>> begin Material for the task

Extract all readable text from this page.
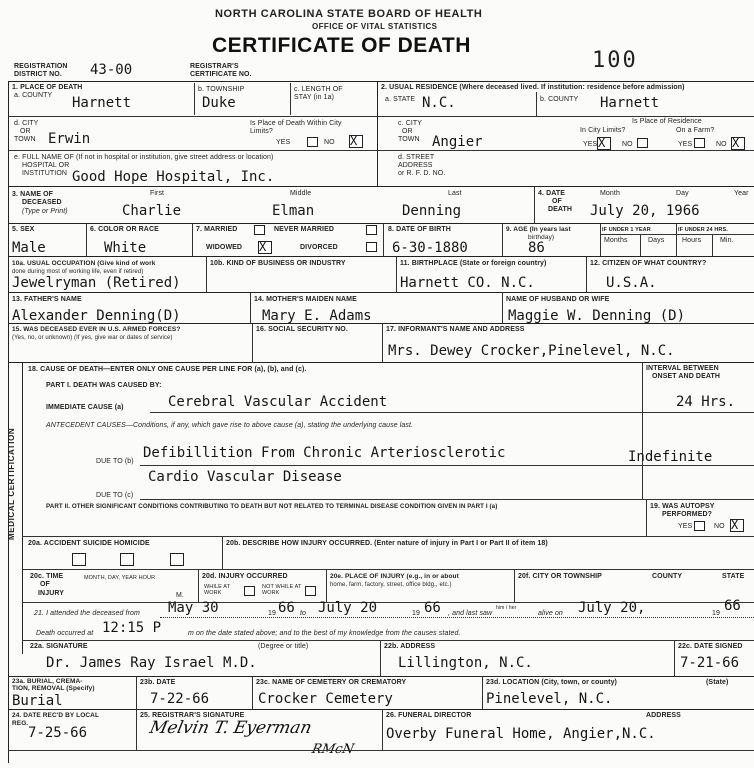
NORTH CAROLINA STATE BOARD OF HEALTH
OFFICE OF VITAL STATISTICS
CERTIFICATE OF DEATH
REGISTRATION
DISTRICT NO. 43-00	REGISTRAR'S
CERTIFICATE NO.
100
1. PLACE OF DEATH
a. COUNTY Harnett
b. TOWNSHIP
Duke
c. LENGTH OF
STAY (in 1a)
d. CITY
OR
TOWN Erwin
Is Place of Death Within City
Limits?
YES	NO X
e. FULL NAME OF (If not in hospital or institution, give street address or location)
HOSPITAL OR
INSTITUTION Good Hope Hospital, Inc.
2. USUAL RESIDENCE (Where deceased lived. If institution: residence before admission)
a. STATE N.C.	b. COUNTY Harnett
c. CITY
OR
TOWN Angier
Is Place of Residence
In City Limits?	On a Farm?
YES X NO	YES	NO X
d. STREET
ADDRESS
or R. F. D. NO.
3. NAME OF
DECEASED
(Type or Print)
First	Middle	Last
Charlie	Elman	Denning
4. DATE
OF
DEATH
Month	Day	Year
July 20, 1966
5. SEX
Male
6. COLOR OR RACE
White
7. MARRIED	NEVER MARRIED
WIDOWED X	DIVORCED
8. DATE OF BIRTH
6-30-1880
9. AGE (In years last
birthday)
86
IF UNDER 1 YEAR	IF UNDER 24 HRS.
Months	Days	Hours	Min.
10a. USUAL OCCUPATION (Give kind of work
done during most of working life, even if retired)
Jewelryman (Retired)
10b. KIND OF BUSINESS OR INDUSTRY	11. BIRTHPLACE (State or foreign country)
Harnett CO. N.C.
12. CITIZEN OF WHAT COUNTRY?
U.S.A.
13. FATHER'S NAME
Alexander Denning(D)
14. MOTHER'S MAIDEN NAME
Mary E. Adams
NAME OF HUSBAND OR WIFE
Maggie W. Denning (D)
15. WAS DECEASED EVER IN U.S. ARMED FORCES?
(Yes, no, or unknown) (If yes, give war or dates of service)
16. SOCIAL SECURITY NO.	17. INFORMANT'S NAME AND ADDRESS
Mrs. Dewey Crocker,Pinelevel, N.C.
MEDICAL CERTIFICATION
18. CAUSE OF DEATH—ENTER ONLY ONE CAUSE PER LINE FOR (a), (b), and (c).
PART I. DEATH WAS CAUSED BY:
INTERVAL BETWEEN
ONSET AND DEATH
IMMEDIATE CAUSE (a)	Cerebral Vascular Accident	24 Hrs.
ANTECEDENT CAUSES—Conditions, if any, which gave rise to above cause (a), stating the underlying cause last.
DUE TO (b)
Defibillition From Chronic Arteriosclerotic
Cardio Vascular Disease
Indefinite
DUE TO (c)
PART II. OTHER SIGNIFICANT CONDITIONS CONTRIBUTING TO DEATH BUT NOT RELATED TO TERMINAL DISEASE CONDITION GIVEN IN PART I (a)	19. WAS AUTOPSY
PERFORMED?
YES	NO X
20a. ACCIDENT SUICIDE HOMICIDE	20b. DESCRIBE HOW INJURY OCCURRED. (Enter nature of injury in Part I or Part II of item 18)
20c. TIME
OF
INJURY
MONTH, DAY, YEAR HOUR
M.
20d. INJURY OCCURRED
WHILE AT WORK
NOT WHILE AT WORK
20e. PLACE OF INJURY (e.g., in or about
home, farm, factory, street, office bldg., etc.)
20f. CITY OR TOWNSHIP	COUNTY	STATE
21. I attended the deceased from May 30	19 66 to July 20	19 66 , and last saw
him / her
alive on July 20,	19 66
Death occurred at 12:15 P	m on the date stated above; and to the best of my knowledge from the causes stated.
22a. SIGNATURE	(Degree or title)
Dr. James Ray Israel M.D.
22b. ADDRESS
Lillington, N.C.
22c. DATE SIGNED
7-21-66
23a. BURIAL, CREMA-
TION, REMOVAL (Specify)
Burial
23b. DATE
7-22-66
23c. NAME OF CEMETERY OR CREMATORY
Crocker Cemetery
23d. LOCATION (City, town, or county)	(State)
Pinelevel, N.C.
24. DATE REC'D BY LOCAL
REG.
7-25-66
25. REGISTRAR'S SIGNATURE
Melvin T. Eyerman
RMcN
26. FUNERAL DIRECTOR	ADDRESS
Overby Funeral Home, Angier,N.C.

>> end Material for the task
>> begin Material for the task

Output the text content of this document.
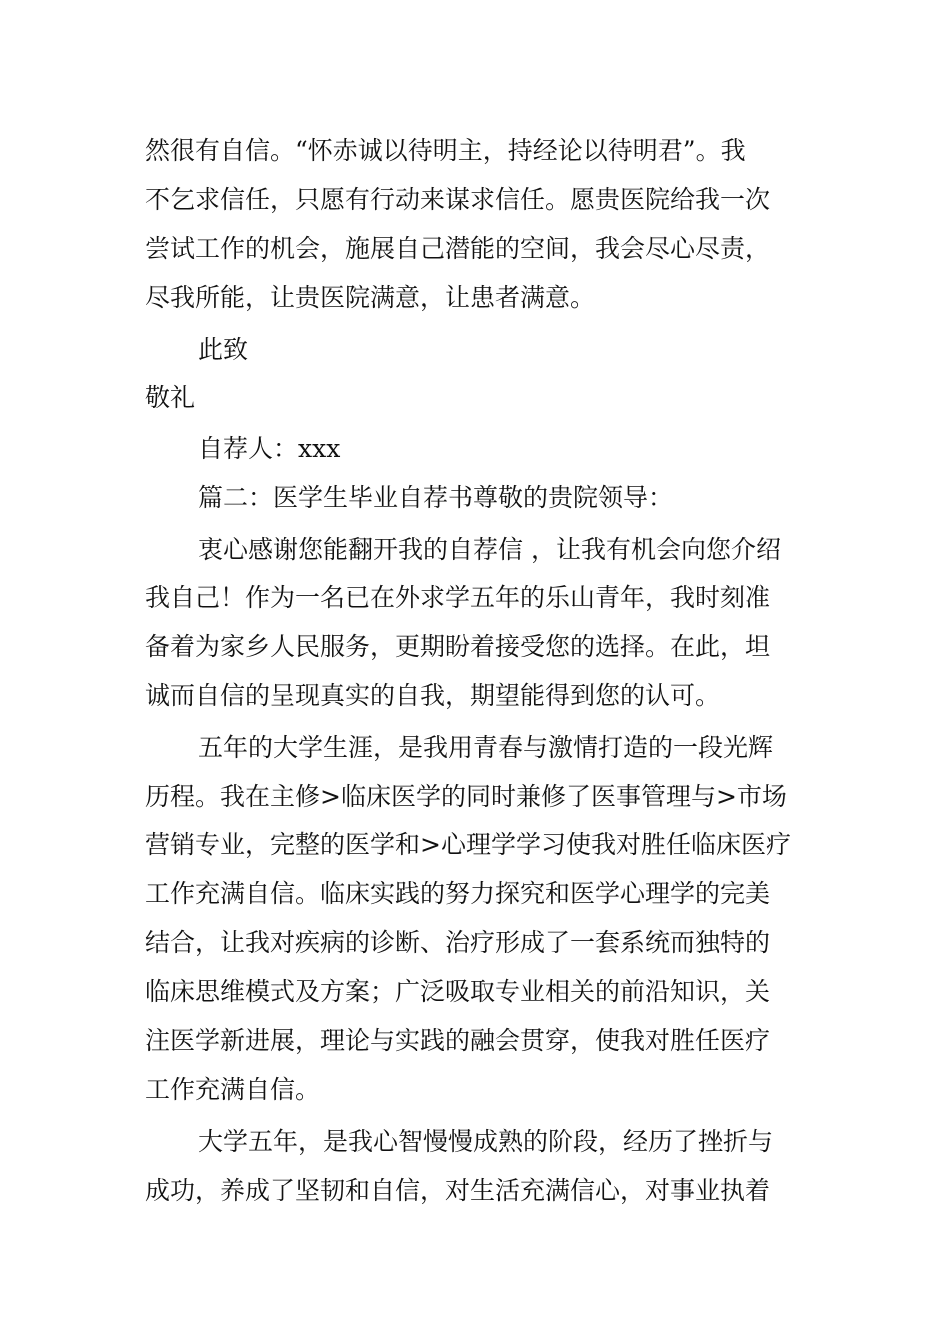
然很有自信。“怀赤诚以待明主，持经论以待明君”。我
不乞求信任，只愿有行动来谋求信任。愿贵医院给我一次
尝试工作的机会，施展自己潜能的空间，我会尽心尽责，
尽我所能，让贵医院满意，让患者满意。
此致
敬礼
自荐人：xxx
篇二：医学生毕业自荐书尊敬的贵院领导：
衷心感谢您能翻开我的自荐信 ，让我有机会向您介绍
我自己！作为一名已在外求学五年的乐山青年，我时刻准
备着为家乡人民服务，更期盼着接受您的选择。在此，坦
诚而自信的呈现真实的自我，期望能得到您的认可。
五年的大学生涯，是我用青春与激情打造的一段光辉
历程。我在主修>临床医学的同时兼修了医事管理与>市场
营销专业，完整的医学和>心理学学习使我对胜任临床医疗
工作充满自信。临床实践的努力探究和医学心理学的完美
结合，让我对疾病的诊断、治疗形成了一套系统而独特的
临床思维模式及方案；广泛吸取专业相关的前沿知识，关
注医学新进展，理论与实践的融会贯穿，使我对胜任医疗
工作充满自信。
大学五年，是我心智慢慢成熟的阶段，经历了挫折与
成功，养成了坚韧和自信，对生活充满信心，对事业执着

>> end Material for the task

> [What you will do] Count every line above that holds the string "Denning" and give the total, nothing more.

> [Solution to this problem] 3